REQUIREMENT:
Find and return each line containing "left".

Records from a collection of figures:
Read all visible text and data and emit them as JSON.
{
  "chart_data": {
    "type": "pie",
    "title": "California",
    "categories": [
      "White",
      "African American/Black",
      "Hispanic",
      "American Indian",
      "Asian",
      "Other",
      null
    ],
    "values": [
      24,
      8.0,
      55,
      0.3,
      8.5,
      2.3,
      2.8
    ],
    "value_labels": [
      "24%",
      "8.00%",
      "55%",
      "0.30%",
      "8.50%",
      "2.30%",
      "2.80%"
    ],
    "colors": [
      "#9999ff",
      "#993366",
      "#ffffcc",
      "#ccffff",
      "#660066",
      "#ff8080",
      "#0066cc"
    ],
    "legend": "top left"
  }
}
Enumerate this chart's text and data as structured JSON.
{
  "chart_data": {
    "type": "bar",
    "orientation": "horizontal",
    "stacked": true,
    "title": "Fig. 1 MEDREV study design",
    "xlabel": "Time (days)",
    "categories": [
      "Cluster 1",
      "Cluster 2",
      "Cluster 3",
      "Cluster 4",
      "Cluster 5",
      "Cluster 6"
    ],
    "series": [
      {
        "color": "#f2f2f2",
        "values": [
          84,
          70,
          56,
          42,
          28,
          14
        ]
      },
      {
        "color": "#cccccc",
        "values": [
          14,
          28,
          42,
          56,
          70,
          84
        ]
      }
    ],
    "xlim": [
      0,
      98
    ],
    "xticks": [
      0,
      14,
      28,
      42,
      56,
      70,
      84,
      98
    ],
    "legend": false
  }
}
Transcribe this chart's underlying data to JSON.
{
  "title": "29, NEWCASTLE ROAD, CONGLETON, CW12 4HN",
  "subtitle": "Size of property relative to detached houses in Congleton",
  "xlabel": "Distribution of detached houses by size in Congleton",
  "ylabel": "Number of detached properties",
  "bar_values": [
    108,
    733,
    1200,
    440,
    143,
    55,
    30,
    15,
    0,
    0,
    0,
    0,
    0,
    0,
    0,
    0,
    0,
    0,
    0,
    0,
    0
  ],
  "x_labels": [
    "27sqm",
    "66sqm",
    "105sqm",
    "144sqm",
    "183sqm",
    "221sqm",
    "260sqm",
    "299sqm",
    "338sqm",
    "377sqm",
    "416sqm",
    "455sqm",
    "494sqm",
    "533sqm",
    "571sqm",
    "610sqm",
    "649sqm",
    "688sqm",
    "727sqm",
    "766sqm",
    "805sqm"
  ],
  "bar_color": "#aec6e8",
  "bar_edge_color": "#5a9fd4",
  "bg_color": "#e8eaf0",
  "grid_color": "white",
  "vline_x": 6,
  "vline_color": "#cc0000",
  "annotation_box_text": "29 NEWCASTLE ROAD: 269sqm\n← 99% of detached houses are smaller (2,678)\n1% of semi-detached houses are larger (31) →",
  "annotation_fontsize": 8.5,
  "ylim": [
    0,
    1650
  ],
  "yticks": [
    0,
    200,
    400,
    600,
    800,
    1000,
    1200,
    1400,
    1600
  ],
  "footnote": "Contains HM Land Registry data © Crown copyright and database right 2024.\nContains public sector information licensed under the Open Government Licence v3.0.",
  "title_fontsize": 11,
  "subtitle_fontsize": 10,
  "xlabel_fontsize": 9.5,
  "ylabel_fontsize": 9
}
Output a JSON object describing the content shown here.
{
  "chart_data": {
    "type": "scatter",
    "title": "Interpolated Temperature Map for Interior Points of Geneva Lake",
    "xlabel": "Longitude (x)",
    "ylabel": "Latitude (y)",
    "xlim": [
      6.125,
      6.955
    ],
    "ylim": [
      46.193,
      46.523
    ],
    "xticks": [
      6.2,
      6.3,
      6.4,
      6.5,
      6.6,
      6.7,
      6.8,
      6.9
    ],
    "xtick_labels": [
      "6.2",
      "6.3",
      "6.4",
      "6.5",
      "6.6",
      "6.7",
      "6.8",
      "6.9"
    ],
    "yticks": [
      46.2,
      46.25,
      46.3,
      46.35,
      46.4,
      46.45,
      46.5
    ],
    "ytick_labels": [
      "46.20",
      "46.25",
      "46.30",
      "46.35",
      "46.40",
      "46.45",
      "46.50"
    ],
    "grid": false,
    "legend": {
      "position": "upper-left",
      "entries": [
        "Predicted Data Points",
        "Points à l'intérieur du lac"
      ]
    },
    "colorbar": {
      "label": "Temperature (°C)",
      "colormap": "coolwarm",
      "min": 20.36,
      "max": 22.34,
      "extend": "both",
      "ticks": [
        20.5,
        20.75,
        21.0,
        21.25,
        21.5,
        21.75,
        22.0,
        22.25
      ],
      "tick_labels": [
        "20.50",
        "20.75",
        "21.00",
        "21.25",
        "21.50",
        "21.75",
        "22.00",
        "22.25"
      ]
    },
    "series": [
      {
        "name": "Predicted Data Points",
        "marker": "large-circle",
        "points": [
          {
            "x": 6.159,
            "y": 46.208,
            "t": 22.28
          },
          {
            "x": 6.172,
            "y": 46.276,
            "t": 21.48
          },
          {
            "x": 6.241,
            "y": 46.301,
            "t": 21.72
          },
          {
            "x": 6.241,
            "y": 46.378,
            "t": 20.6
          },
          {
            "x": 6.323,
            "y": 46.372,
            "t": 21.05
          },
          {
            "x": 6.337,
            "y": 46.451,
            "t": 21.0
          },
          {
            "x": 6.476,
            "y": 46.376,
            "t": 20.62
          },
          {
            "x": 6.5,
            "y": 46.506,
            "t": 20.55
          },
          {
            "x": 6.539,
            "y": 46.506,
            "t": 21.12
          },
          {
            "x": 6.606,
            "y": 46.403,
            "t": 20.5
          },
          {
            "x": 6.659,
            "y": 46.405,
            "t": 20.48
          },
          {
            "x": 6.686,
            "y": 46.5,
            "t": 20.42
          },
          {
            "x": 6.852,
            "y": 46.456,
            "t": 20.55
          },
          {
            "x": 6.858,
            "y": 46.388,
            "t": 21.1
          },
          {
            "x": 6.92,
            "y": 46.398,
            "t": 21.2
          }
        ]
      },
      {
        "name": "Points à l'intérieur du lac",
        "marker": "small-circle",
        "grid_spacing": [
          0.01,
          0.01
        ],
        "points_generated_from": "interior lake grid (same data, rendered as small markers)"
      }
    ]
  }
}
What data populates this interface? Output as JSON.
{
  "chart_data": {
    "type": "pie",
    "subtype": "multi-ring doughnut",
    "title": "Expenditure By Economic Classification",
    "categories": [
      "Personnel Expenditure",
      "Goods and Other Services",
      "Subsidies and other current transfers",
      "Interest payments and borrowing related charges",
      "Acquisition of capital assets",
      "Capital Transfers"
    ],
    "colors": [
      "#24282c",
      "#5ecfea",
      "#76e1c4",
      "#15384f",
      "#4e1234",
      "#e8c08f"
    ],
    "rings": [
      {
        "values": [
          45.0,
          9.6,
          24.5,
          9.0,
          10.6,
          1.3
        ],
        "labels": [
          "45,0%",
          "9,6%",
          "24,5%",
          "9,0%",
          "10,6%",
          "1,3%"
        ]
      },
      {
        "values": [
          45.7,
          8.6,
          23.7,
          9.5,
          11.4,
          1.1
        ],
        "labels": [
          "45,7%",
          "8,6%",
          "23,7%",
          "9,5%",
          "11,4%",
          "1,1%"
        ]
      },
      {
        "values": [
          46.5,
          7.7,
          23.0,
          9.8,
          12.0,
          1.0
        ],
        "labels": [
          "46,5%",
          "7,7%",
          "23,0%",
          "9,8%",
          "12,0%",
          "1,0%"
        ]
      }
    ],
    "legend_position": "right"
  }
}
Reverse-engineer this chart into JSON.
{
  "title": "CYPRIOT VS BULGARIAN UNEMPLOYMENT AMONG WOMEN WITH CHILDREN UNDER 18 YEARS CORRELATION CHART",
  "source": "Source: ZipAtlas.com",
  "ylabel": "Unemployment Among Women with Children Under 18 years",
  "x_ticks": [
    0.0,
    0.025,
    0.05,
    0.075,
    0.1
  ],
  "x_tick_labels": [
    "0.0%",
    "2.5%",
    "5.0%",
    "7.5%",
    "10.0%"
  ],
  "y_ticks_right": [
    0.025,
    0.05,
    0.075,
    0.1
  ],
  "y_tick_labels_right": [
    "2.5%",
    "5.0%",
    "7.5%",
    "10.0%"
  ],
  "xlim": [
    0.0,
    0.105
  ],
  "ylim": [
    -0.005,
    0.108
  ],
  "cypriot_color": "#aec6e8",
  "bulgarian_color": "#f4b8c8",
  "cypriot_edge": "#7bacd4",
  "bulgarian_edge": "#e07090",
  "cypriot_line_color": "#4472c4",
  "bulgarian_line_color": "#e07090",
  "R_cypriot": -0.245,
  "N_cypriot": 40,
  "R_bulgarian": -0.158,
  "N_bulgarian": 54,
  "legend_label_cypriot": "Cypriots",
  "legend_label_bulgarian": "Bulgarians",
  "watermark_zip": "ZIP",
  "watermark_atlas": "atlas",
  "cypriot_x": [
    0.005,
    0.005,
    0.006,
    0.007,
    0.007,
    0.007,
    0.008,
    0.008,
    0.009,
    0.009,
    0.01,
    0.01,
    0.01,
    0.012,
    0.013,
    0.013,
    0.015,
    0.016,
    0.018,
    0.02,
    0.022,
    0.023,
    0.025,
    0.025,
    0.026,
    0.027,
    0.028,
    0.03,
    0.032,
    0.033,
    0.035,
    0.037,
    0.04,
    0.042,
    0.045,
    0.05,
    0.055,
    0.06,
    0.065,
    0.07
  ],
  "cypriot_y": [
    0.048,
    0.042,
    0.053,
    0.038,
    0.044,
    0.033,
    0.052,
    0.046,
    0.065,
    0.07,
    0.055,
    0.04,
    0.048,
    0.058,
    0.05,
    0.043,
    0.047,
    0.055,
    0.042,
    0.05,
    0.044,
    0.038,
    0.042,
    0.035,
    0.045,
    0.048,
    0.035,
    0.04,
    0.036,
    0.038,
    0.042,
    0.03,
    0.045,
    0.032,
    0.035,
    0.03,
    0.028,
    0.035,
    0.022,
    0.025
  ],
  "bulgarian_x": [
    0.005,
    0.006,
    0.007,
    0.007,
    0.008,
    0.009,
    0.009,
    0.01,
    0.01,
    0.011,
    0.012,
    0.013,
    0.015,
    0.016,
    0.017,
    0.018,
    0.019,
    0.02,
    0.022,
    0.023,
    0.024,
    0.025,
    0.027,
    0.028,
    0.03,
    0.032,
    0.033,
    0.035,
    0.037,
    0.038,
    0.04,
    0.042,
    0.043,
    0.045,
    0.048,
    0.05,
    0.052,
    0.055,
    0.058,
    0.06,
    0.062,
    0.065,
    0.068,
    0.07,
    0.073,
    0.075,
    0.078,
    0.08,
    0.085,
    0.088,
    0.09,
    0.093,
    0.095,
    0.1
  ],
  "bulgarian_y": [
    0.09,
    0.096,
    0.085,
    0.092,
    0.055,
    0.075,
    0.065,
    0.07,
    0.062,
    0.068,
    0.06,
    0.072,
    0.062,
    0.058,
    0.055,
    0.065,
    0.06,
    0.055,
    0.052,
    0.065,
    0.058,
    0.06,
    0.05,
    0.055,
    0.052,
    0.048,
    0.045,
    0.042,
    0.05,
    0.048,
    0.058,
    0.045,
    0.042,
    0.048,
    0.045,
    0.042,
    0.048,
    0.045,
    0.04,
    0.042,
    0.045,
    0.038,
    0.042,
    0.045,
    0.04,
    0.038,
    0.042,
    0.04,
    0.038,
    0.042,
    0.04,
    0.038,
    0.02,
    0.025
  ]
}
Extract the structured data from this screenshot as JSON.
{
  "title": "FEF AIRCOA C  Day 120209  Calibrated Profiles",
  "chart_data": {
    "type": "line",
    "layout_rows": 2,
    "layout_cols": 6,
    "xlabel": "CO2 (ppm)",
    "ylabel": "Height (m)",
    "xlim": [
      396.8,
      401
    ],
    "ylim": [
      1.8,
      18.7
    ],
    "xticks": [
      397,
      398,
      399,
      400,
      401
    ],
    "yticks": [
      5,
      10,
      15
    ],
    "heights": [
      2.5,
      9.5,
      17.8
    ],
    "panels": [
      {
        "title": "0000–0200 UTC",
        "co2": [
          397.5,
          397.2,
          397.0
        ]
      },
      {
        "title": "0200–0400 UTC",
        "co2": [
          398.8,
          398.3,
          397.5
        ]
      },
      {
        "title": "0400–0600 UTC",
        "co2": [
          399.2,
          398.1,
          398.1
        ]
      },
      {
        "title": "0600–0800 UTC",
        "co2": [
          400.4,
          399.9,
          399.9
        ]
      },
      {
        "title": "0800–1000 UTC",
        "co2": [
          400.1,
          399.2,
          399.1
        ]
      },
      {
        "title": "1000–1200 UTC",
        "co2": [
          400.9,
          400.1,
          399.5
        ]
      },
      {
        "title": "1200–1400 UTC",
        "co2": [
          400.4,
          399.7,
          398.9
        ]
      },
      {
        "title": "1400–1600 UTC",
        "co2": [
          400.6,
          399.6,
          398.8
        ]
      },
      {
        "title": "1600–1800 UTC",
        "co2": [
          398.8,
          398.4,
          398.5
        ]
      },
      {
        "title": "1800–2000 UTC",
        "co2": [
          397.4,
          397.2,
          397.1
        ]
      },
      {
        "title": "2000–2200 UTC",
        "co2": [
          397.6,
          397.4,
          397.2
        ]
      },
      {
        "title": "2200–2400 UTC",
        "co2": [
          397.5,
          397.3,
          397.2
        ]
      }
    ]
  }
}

THE REPLY:
    "legend": "top left"
      "position": "upper-left",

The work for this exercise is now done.